### Work instructions
In the listing below, identify each line with the word "Profit" and return those lines.

Dataset entries:
(begin)

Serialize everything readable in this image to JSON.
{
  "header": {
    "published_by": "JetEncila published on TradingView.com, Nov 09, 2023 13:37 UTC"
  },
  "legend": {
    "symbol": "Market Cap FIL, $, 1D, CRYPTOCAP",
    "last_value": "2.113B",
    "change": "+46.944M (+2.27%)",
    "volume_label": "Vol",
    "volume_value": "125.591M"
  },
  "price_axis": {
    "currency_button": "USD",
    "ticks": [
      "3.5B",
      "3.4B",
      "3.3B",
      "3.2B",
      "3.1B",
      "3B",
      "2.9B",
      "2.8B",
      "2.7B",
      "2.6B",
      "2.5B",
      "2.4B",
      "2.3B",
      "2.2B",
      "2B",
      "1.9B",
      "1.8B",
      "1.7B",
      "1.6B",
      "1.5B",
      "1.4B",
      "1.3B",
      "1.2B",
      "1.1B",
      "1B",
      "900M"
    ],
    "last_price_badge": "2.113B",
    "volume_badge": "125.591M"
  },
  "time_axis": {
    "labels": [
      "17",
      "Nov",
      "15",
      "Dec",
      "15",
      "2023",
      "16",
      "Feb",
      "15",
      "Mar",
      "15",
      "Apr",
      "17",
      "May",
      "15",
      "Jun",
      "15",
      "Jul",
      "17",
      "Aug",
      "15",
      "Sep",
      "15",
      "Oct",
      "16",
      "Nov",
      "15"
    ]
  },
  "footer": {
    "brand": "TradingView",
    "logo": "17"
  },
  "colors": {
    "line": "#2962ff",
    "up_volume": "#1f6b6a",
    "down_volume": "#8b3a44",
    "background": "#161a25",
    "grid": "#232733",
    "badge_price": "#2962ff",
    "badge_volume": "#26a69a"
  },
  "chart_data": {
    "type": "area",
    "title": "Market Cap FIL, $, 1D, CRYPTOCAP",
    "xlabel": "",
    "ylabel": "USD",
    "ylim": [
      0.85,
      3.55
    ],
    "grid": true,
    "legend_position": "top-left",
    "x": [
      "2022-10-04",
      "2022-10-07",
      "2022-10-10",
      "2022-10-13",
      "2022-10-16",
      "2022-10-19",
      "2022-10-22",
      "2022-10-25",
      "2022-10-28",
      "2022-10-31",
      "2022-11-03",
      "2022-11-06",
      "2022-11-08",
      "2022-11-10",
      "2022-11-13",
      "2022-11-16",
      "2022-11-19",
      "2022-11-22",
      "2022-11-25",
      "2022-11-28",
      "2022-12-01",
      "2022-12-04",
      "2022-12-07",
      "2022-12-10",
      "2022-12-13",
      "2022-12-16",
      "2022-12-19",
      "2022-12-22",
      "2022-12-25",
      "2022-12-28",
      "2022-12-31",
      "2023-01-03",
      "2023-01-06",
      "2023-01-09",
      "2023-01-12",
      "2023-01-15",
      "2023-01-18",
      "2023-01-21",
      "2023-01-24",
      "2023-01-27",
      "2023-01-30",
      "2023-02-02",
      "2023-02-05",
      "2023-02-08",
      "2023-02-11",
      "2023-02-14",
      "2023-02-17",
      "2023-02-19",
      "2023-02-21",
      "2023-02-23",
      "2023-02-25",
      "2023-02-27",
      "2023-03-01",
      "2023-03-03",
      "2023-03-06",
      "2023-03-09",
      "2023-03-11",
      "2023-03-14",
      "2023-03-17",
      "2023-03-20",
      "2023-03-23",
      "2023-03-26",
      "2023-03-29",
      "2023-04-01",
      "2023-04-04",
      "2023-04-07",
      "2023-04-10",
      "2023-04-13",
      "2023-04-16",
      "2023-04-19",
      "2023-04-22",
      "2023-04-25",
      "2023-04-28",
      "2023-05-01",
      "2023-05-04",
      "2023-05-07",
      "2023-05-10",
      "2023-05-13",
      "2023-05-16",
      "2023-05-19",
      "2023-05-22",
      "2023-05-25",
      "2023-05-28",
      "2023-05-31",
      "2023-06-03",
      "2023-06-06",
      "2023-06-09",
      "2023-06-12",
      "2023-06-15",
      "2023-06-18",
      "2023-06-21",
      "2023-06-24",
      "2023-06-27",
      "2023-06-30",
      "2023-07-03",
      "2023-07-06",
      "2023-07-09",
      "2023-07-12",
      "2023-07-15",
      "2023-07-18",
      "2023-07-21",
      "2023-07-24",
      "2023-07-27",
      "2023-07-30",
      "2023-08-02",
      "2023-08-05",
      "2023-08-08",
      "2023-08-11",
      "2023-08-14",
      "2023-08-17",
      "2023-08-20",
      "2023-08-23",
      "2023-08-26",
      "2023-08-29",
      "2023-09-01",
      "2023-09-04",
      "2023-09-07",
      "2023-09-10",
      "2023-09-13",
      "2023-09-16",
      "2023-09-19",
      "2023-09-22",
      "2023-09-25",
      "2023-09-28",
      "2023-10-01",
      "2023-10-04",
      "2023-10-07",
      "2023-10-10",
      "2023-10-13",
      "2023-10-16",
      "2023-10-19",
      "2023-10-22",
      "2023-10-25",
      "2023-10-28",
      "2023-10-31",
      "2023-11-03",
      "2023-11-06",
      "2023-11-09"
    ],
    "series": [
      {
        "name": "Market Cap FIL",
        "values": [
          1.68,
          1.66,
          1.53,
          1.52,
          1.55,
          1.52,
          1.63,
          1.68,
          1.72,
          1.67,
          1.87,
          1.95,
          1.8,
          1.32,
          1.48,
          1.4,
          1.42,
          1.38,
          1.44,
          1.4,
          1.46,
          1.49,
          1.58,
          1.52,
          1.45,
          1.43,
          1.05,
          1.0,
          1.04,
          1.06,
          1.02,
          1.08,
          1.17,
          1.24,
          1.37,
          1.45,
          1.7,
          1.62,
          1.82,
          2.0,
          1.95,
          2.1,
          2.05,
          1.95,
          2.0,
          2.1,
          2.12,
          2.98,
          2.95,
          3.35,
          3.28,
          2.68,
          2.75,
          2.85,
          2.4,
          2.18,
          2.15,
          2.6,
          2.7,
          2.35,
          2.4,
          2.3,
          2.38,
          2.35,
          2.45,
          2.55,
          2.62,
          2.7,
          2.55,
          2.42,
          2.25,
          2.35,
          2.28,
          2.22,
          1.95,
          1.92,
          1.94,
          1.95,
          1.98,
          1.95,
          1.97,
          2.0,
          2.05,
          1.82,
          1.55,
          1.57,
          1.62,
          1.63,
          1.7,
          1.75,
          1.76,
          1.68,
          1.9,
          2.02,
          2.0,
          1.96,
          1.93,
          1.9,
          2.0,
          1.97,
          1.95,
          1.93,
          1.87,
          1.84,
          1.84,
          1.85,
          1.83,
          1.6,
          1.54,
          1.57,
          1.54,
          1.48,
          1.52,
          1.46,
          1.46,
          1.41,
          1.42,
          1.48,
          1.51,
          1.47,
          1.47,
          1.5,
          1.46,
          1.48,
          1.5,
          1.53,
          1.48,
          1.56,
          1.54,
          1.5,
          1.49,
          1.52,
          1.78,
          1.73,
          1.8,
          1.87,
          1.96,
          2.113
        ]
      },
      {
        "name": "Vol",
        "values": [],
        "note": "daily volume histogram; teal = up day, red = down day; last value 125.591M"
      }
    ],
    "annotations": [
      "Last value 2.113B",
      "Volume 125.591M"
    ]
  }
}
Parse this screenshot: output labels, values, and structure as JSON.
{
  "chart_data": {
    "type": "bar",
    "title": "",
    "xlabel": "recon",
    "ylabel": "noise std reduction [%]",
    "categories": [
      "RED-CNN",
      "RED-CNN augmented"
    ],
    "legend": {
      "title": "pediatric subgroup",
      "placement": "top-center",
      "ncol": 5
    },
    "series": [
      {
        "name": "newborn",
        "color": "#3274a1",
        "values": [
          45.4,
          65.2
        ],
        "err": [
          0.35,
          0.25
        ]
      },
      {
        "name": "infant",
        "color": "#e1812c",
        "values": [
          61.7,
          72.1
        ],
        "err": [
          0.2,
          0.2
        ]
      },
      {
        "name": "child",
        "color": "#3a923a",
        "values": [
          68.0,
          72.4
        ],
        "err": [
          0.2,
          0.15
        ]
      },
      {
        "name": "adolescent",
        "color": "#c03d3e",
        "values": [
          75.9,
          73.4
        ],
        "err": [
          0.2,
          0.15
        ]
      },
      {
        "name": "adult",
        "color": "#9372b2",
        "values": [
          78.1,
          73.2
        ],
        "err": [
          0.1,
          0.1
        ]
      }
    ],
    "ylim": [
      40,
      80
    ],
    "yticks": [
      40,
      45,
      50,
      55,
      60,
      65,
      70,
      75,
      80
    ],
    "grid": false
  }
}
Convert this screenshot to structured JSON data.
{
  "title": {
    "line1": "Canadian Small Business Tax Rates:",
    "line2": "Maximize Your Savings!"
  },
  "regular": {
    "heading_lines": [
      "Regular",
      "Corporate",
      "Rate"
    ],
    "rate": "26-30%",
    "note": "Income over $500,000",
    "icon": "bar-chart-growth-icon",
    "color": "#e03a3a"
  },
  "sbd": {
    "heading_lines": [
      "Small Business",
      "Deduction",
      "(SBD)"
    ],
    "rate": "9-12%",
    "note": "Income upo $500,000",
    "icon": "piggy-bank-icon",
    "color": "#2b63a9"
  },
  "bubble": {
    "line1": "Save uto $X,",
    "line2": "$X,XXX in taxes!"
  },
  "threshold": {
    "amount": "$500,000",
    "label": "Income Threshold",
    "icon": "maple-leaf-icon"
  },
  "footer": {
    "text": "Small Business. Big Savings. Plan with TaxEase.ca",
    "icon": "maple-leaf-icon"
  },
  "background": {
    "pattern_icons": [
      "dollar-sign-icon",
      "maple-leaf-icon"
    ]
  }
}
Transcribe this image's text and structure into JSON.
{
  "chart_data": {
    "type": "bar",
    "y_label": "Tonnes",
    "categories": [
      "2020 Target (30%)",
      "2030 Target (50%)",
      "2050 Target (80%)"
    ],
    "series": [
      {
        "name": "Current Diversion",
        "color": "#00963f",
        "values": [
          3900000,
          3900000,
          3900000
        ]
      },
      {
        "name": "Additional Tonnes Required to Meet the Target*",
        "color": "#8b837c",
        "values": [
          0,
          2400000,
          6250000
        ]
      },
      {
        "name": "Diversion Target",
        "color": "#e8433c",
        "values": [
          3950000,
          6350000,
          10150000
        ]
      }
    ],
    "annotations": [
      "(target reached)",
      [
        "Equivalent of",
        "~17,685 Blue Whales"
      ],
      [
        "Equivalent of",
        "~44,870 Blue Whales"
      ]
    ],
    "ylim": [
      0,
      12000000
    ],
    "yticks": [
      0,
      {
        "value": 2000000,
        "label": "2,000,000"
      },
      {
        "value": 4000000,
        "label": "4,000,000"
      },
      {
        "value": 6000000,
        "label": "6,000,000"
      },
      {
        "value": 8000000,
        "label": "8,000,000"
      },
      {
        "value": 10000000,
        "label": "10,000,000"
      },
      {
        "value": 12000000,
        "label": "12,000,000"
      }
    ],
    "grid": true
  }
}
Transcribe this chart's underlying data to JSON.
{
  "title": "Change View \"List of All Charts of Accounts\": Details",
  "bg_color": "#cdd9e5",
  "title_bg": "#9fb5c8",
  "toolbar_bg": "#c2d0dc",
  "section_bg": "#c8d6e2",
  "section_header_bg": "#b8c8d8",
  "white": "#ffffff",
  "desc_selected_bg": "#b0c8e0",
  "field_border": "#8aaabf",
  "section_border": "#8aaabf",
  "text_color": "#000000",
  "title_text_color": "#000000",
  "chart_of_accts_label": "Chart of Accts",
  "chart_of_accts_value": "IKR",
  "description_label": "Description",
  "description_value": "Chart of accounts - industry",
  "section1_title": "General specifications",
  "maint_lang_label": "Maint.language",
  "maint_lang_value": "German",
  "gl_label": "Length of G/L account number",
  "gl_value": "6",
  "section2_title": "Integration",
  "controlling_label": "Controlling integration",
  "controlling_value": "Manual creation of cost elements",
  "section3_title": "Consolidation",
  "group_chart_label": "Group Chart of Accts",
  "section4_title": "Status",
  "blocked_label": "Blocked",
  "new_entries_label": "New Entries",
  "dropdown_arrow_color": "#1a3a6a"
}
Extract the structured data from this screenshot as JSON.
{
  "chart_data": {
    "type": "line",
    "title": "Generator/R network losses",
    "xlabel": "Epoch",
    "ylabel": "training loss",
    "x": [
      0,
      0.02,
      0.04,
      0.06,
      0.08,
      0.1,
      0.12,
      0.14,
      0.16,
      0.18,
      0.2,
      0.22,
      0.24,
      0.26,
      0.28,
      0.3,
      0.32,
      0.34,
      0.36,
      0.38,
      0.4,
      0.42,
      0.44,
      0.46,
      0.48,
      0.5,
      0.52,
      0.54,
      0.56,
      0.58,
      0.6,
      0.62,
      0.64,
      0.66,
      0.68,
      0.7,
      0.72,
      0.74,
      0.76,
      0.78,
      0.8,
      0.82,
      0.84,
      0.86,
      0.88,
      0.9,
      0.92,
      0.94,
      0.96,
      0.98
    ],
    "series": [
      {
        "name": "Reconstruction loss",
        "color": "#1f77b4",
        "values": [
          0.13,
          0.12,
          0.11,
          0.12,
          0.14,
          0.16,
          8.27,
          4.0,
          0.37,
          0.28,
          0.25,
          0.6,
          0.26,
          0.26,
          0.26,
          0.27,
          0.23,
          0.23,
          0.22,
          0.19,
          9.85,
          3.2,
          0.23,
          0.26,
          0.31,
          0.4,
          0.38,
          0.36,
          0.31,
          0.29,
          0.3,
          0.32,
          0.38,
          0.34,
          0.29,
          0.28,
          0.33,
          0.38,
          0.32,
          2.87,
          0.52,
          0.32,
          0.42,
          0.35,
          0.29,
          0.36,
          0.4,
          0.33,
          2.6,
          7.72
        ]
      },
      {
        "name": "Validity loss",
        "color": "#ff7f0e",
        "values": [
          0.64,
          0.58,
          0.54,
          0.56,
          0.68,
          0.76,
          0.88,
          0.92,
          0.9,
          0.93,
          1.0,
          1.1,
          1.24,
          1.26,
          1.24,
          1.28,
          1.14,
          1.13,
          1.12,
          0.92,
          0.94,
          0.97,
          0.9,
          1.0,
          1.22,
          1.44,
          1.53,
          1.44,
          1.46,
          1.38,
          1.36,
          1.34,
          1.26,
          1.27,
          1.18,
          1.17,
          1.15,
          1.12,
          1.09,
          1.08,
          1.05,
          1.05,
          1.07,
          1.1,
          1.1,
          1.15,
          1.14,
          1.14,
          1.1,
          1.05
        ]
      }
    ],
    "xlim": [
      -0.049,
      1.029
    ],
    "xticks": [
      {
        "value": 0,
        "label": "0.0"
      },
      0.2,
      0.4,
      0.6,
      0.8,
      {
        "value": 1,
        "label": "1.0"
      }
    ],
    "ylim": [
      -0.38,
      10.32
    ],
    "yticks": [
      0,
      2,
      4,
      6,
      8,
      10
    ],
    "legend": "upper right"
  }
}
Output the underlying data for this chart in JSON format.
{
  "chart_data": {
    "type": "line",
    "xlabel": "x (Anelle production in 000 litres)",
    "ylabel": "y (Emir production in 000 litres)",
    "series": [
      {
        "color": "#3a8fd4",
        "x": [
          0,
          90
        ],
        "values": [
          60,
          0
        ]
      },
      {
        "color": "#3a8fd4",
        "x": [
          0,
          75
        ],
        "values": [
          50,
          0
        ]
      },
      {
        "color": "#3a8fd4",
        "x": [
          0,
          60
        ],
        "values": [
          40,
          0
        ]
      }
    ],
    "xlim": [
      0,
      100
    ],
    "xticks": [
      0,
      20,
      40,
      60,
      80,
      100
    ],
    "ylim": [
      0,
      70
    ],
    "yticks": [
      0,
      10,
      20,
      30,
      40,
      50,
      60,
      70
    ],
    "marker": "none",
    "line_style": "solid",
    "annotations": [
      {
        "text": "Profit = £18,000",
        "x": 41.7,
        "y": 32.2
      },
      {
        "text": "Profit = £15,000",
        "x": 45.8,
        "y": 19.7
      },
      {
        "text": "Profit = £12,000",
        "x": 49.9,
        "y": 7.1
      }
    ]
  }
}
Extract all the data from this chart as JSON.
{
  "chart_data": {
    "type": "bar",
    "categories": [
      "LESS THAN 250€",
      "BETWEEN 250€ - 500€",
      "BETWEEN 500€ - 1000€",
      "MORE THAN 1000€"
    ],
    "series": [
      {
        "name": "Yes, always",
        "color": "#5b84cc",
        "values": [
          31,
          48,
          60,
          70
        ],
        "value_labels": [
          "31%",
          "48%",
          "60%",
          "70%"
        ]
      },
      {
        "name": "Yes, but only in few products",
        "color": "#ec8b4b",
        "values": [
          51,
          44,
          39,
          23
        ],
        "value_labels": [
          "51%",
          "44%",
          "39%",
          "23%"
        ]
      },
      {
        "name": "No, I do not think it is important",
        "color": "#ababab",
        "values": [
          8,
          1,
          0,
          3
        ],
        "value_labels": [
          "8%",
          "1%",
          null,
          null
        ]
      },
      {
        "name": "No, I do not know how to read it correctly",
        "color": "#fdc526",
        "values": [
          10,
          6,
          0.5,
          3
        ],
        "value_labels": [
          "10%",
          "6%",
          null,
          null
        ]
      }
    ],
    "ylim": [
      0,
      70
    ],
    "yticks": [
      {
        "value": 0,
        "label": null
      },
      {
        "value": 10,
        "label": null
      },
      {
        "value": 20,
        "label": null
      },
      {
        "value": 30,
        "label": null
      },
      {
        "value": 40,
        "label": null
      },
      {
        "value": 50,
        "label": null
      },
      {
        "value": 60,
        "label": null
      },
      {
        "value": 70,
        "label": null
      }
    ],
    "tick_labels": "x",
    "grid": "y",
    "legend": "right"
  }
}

(end)

### Correct result
        "text": "Profit = £18,000",
        "text": "Profit = £15,000",
        "text": "Profit = £12,000",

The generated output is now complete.